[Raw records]
** start **
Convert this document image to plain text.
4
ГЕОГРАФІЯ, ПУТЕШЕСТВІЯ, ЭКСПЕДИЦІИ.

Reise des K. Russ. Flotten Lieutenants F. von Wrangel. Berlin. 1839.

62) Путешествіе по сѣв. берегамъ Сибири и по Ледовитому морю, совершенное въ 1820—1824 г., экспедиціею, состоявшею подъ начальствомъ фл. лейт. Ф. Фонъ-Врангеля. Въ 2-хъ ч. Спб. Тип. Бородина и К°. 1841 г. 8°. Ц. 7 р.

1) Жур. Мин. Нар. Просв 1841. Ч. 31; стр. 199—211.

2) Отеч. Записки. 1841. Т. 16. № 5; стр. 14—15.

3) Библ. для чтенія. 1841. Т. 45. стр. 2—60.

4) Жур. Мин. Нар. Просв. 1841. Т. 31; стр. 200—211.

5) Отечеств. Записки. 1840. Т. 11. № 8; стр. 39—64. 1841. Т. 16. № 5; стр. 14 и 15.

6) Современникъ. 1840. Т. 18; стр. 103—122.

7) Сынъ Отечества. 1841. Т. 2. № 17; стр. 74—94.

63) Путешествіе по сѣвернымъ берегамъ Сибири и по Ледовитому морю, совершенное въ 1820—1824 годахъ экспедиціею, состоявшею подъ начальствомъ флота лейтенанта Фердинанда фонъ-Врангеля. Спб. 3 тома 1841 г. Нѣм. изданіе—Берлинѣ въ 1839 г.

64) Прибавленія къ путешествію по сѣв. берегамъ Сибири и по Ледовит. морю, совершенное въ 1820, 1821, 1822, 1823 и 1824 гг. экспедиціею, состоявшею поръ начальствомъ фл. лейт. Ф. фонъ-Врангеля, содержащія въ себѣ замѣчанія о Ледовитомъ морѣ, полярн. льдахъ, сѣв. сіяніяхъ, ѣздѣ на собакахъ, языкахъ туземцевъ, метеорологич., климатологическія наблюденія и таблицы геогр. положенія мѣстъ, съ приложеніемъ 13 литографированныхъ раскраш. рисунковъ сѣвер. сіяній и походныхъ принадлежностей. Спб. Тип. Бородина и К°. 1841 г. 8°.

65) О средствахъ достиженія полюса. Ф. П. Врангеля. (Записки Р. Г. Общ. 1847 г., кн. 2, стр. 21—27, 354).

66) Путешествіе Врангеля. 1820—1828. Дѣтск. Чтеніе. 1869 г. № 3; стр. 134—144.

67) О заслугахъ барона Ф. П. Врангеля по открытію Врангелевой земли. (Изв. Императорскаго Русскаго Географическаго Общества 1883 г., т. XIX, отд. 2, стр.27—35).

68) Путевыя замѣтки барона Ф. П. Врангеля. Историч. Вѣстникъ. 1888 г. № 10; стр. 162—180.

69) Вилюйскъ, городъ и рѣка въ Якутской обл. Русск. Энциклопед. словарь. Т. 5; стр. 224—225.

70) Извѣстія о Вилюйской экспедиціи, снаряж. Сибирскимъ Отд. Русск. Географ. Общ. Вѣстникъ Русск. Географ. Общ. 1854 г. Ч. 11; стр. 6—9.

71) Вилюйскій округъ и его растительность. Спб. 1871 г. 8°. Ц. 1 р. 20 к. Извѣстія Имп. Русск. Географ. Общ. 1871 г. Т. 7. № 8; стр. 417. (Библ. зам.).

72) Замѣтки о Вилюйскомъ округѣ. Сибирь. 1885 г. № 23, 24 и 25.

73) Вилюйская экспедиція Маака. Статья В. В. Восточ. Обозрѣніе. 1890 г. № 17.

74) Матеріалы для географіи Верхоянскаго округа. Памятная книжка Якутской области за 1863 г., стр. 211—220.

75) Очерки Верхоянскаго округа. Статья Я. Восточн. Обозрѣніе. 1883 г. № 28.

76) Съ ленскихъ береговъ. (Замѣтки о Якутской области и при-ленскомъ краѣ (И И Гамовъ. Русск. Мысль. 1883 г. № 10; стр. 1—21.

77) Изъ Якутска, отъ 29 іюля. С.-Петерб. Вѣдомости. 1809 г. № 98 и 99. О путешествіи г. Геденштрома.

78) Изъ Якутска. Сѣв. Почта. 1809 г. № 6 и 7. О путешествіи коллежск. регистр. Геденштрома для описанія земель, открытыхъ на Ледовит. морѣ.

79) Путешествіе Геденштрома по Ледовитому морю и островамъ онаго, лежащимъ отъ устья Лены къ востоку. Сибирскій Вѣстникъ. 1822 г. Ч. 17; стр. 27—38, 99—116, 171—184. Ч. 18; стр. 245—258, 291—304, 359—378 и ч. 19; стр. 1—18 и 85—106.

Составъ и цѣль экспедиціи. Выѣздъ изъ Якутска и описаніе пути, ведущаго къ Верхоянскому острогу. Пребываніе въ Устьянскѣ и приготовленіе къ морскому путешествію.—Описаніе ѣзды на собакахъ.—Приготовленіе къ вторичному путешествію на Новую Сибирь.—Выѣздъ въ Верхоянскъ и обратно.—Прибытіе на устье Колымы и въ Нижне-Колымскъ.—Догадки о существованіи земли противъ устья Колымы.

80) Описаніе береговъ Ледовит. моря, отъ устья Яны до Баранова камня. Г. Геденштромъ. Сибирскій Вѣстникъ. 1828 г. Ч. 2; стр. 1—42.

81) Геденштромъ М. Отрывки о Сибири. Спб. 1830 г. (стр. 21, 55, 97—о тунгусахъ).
** end **
** start **
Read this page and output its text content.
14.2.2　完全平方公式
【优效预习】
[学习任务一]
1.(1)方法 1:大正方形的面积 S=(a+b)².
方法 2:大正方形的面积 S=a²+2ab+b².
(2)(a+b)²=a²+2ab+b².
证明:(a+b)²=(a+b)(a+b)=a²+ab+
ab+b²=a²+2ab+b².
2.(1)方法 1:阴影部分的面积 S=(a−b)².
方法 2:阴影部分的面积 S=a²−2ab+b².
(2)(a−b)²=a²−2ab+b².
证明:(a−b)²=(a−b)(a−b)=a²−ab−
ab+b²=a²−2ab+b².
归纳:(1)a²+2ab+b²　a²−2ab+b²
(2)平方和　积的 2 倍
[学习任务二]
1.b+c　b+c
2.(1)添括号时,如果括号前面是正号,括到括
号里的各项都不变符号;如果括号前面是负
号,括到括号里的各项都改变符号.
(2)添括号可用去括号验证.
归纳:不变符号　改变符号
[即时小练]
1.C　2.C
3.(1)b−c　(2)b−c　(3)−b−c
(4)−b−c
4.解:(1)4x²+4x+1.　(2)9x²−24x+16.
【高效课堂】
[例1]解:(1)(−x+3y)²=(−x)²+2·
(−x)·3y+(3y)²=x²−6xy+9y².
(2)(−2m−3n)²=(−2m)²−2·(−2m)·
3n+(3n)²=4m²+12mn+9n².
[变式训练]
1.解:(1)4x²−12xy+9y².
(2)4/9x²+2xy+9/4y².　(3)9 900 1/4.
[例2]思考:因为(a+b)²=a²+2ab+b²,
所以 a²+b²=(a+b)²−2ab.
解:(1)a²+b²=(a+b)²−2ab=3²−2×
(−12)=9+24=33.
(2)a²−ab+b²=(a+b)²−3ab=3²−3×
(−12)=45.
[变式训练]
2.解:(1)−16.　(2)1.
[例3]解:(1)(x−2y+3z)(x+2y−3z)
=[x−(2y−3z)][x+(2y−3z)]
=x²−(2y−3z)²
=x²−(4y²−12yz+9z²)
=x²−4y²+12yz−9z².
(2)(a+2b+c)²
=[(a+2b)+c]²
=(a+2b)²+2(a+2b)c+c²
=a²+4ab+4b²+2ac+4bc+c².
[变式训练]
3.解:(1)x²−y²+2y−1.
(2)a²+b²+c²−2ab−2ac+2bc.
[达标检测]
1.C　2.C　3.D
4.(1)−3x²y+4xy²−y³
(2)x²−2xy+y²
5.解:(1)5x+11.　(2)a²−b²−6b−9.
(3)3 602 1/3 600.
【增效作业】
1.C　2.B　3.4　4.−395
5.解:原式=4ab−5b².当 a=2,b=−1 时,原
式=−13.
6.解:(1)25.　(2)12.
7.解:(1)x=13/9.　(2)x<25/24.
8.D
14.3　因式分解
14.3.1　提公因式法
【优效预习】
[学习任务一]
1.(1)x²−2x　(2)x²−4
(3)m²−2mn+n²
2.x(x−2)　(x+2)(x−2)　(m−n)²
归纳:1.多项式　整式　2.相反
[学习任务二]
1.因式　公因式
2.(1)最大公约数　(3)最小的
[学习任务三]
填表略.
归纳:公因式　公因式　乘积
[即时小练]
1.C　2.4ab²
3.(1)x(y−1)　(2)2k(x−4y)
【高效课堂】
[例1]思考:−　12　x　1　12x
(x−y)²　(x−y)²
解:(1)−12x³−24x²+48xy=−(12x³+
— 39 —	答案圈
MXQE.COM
** end **
**SET PROBLEM:** List every line from the entries above in which "барона" appears.

**ANSWER TO THIS TASK:**
67) О заслугахъ барона Ф. П. Врангеля по открытію Врангелевой земли. (Изв. Императорскаго Русскаго Географическаго Общества 1883 г., т. XIX, отд. 2, стр.27—35).
68) Путевыя замѣтки барона Ф. П. Врангеля. Историч. Вѣстникъ. 1888 г. № 10; стр. 162—180.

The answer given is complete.